[Saved entries]
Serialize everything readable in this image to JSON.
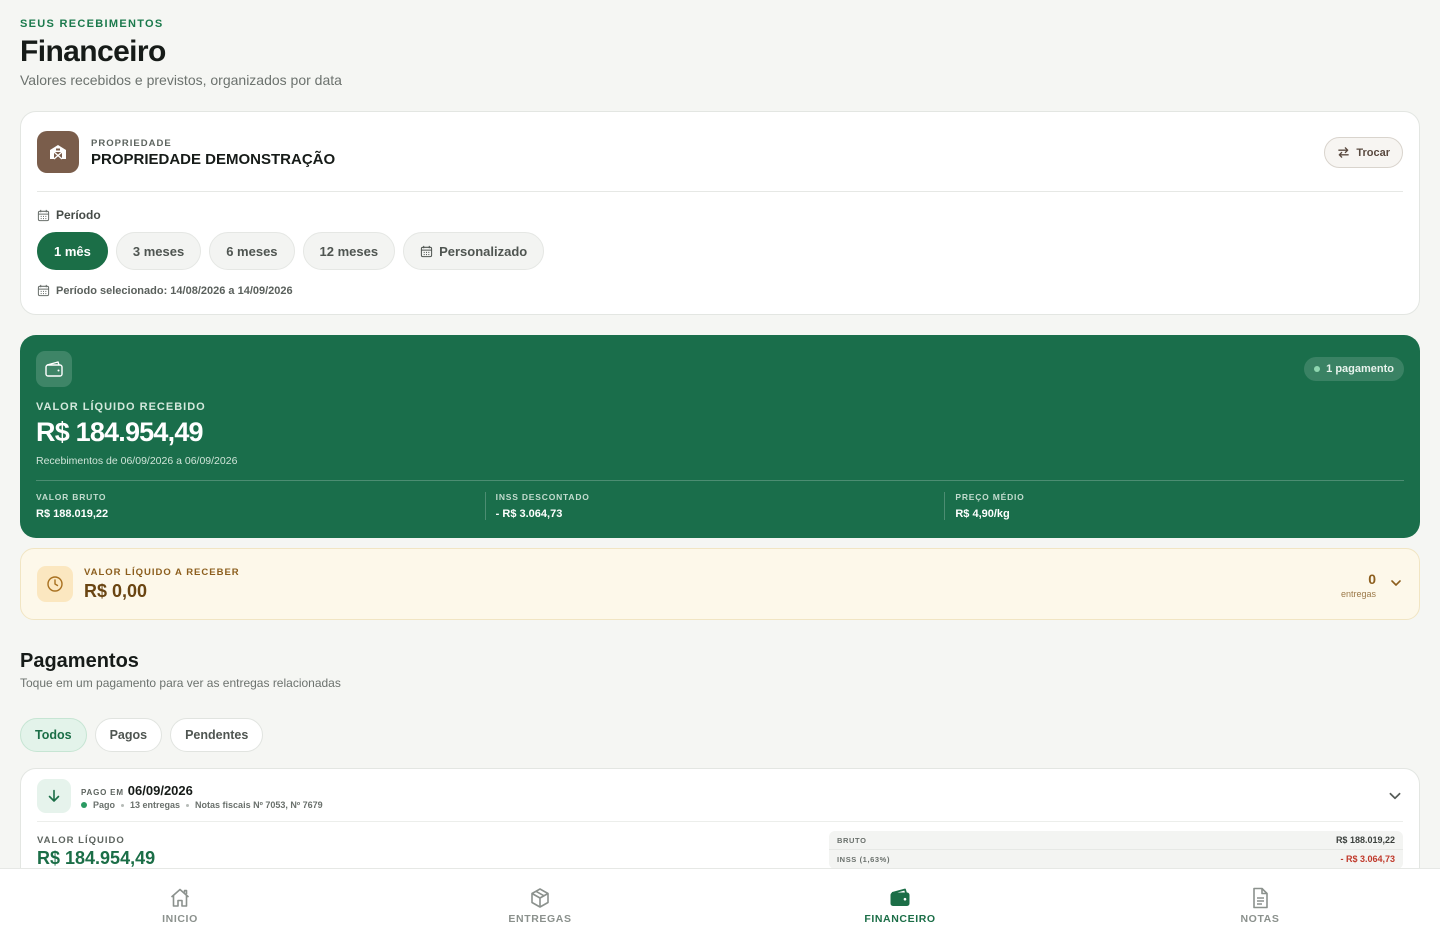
{
  "header": {
    "eyebrow": "SEUS RECEBIMENTOS",
    "title": "Financeiro",
    "subtitle": "Valores recebidos e previstos, organizados por data"
  },
  "property": {
    "eyebrow": "PROPRIEDADE",
    "name": "PROPRIEDADE DEMONSTRAÇÃO",
    "icon": "barn-icon",
    "swap_label": "Trocar"
  },
  "period": {
    "label": "Período",
    "options": [
      "1 mês",
      "3 meses",
      "6 meses",
      "12 meses",
      "Personalizado"
    ],
    "selected": "1 mês",
    "selected_text": "Período selecionado: 14/08/2026 a 14/09/2026"
  },
  "summary": {
    "badge": "1 pagamento",
    "eyebrow": "VALOR LÍQUIDO RECEBIDO",
    "value": "R$ 184.954,49",
    "range": "Recebimentos de 06/09/2026 a 06/09/2026",
    "columns": [
      {
        "label": "VALOR BRUTO",
        "value": "R$ 188.019,22"
      },
      {
        "label": "INSS DESCONTADO",
        "value": "- R$ 3.064,73"
      },
      {
        "label": "PREÇO MÉDIO",
        "value": "R$ 4,90/kg"
      }
    ],
    "colors": {
      "card": "#1a6e4b"
    }
  },
  "pending": {
    "eyebrow": "VALOR LÍQUIDO A RECEBER",
    "value": "R$ 0,00",
    "count": "0",
    "count_unit": "entregas"
  },
  "payments": {
    "title": "Pagamentos",
    "subtitle": "Toque em um pagamento para ver as entregas relacionadas",
    "filters": [
      "Todos",
      "Pagos",
      "Pendentes"
    ],
    "active_filter": "Todos",
    "items": [
      {
        "paid_label": "PAGO EM",
        "date": "06/09/2026",
        "status": "Pago",
        "deliveries": "13 entregas",
        "invoices": "Notas fiscais Nº 7053, Nº 7679",
        "net_label": "VALOR LÍQUIDO",
        "net_value": "R$ 184.954,49",
        "breakdown": [
          {
            "label": "BRUTO",
            "value": "R$ 188.019,22"
          },
          {
            "label": "INSS (1,63%)",
            "value": "- R$ 3.064,73"
          }
        ]
      }
    ]
  },
  "nav": {
    "items": [
      {
        "label": "INICIO",
        "icon": "home-icon"
      },
      {
        "label": "ENTREGAS",
        "icon": "box-icon"
      },
      {
        "label": "FINANCEIRO",
        "icon": "wallet-icon"
      },
      {
        "label": "NOTAS",
        "icon": "document-icon"
      }
    ],
    "active": "FINANCEIRO",
    "colors": {
      "accent": "#1b6e47",
      "inactive": "#8b918d"
    }
  }
}
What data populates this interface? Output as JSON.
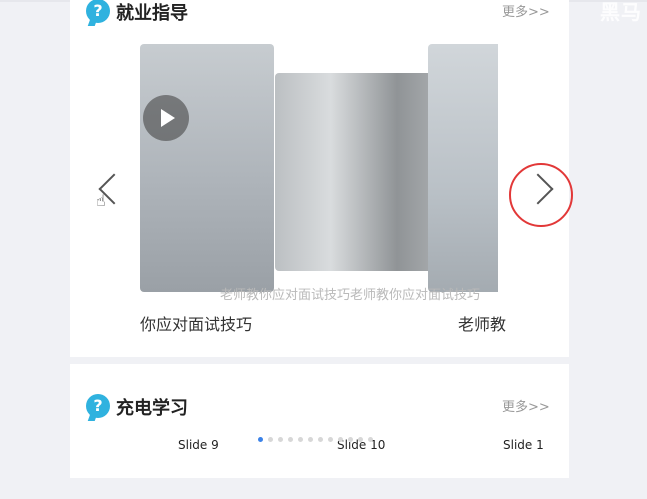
{
  "corner_text": "黑马",
  "section1": {
    "title": "就业指导",
    "more": "更多>>",
    "overlay_caption": "老师教你应对面试技巧老师教你应对面试技巧",
    "captions": [
      "你应对面试技巧",
      "老师教"
    ]
  },
  "section2": {
    "title": "充电学习",
    "more": "更多>>",
    "slides": [
      "Slide 9",
      "Slide 10",
      "Slide 1"
    ],
    "pagination": {
      "total": 12,
      "active_index": 0
    }
  },
  "icons": {
    "question": "question-icon",
    "play": "play-icon",
    "prev": "chevron-left-icon",
    "next": "chevron-right-icon",
    "cursor": "hand-pointer-icon"
  },
  "colors": {
    "accent": "#2fb2df",
    "highlight_ring": "#e23838",
    "pagination_active": "#3b82e8"
  }
}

SHORT TASK -> Emit the lines of the data above from the one containing "What data populates" through its final line, both endpoints included. Pictures do not belong in the output.

EXERCISE ANSWER ->
What data populates this interface? Output as JSON.
{
  "corner_text": "黑马",
  "section1": {
    "title": "就业指导",
    "more": "更多>>",
    "overlay_caption": "老师教你应对面试技巧老师教你应对面试技巧",
    "captions": [
      "你应对面试技巧",
      "老师教"
    ]
  },
  "section2": {
    "title": "充电学习",
    "more": "更多>>",
    "slides": [
      "Slide 9",
      "Slide 10",
      "Slide 1"
    ],
    "pagination": {
      "total": 12,
      "active_index": 0
    }
  },
  "icons": {
    "question": "question-icon",
    "play": "play-icon",
    "prev": "chevron-left-icon",
    "next": "chevron-right-icon",
    "cursor": "hand-pointer-icon"
  },
  "colors": {
    "accent": "#2fb2df",
    "highlight_ring": "#e23838",
    "pagination_active": "#3b82e8"
  }
}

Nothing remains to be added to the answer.